Return each line of the data below verbatim; pictures are to be left out.

Extracted data entries
◇ ◇ ◇

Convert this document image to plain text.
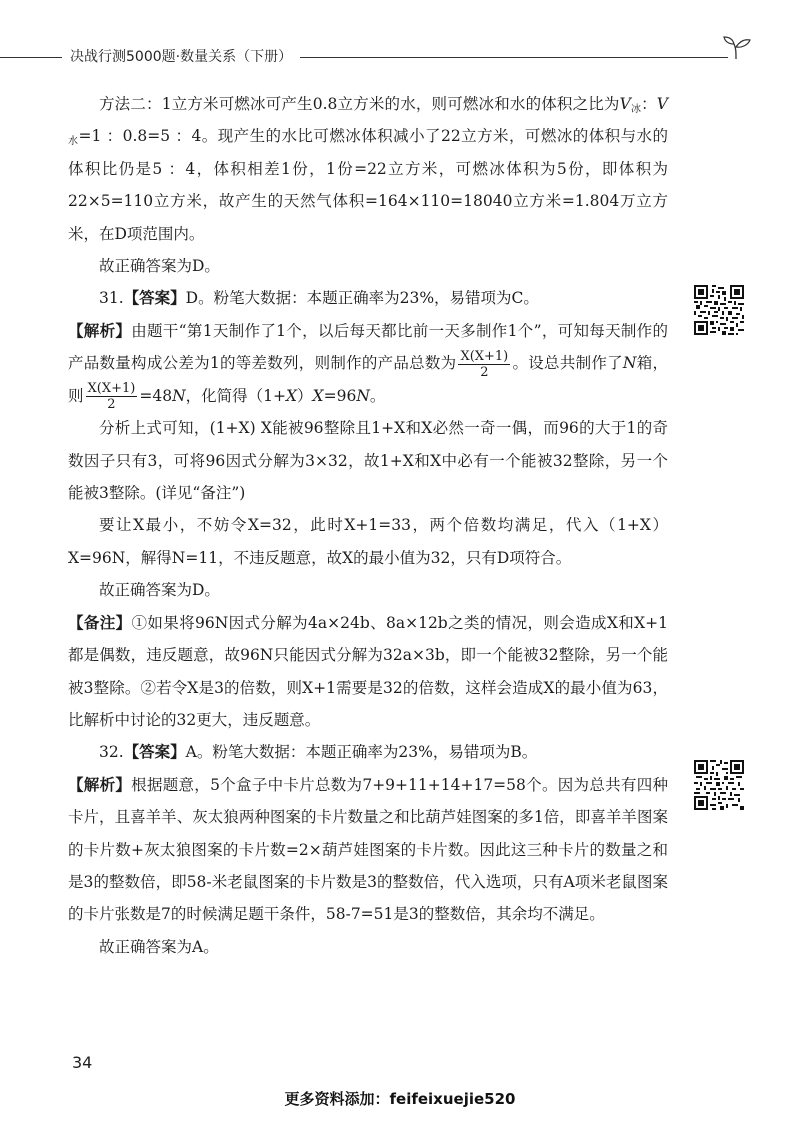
决战行测5000题·数量关系（下册）

方法二：1立方米可燃冰可产生0.8立方米的水，则可燃冰和水的体积之比为$V_冰$：$V_水=1$ ：0.8=5 ：4。现产生的水比可燃冰体积减小了22立方米，可燃冰的体积与水的体积比仍是5 ：4，体积相差1份，1份=22立方米，可燃冰体积为5份，即体积为22×5=110立方米，故产生的天然气体积=164×110=18040立方米=1.804万立方米，在D项范围内。

故正确答案为D。

31.【答案】D。粉笔大数据：本题正确率为23%，易错项为C。

【解析】由题干“第1天制作了1个，以后每天都比前一天多制作1个”，可知每天制作的产品数量构成公差为1的等差数列，则制作的产品总数为 $\frac{X(X+1)}{2}$ 。设总共制作了N箱，则 $\frac{X(X+1)}{2} =48N$，化简得（1+X）X=96N。

分析上式可知，(1+X) X能被96整除且1+X和X必然一奇一偶，而96的大于1的奇数因子只有3，可将96因式分解为3×32，故1+X和X中必有一个能被32整除，另一个能被3整除。(详见“备注”)

要让X最小，不妨令X=32，此时X+1=33，两个倍数均满足，代入（1+X）X=96N，解得N=11，不违反题意，故X的最小值为32，只有D项符合。

故正确答案为D。

【备注】①如果将96N因式分解为4a×24b、8a×12b之类的情况，则会造成X和X+1都是偶数，违反题意，故96N只能因式分解为32a×3b，即一个能被32整除，另一个能被3整除。②若令X是3的倍数，则X+1需要是32的倍数，这样会造成X的最小值为63，比解析中讨论的32更大，违反题意。

32.【答案】A。粉笔大数据：本题正确率为23%，易错项为B。

【解析】根据题意，5个盒子中卡片总数为7+9+11+14+17=58个。因为总共有四种卡片，且喜羊羊、灰太狼两种图案的卡片数量之和比葫芦娃图案的多1倍，即喜羊羊图案的卡片数+灰太狼图案的卡片数=2×葫芦娃图案的卡片数。因此这三种卡片的数量之和是3的整数倍，即58-米老鼠图案的卡片数是3的整数倍，代入选项，只有A项米老鼠图案的卡片张数是7的时候满足题干条件，58-7=51是3的整数倍，其余均不满足。

故正确答案为A。

34
更多资料添加：feifeixuejie520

◇ ◇ ◇

OUTPUT BELOW:
Convert this document image to plain text.
决战行测5000题·数量关系（下册）

方法二：1立方米可燃冰可产生0.8立方米的水，则可燃冰和水的体积之比为$V_冰$：$V_水=1$ ：0.8=5 ：4。现产生的水比可燃冰体积减小了22立方米，可燃冰的体积与水的体积比仍是5 ：4，体积相差1份，1份=22立方米，可燃冰体积为5份，即体积为22×5=110立方米，故产生的天然气体积=164×110=18040立方米=1.804万立方米，在D项范围内。

故正确答案为D。

31.【答案】D。粉笔大数据：本题正确率为23%，易错项为C。

【解析】由题干“第1天制作了1个，以后每天都比前一天多制作1个”，可知每天制作的产品数量构成公差为1的等差数列，则制作的产品总数为 $\frac{X(X+1)}{2}$ 。设总共制作了N箱，则 $\frac{X(X+1)}{2} =48N$，化简得（1+X）X=96N。

分析上式可知，(1+X) X能被96整除且1+X和X必然一奇一偶，而96的大于1的奇数因子只有3，可将96因式分解为3×32，故1+X和X中必有一个能被32整除，另一个能被3整除。(详见“备注”)

要让X最小，不妨令X=32，此时X+1=33，两个倍数均满足，代入（1+X）X=96N，解得N=11，不违反题意，故X的最小值为32，只有D项符合。

故正确答案为D。

【备注】①如果将96N因式分解为4a×24b、8a×12b之类的情况，则会造成X和X+1都是偶数，违反题意，故96N只能因式分解为32a×3b，即一个能被32整除，另一个能被3整除。②若令X是3的倍数，则X+1需要是32的倍数，这样会造成X的最小值为63，比解析中讨论的32更大，违反题意。

32.【答案】A。粉笔大数据：本题正确率为23%，易错项为B。

【解析】根据题意，5个盒子中卡片总数为7+9+11+14+17=58个。因为总共有四种卡片，且喜羊羊、灰太狼两种图案的卡片数量之和比葫芦娃图案的多1倍，即喜羊羊图案的卡片数+灰太狼图案的卡片数=2×葫芦娃图案的卡片数。因此这三种卡片的数量之和是3的整数倍，即58-米老鼠图案的卡片数是3的整数倍，代入选项，只有A项米老鼠图案的卡片张数是7的时候满足题干条件，58-7=51是3的整数倍，其余均不满足。

故正确答案为A。

34
更多资料添加：feifeixuejie520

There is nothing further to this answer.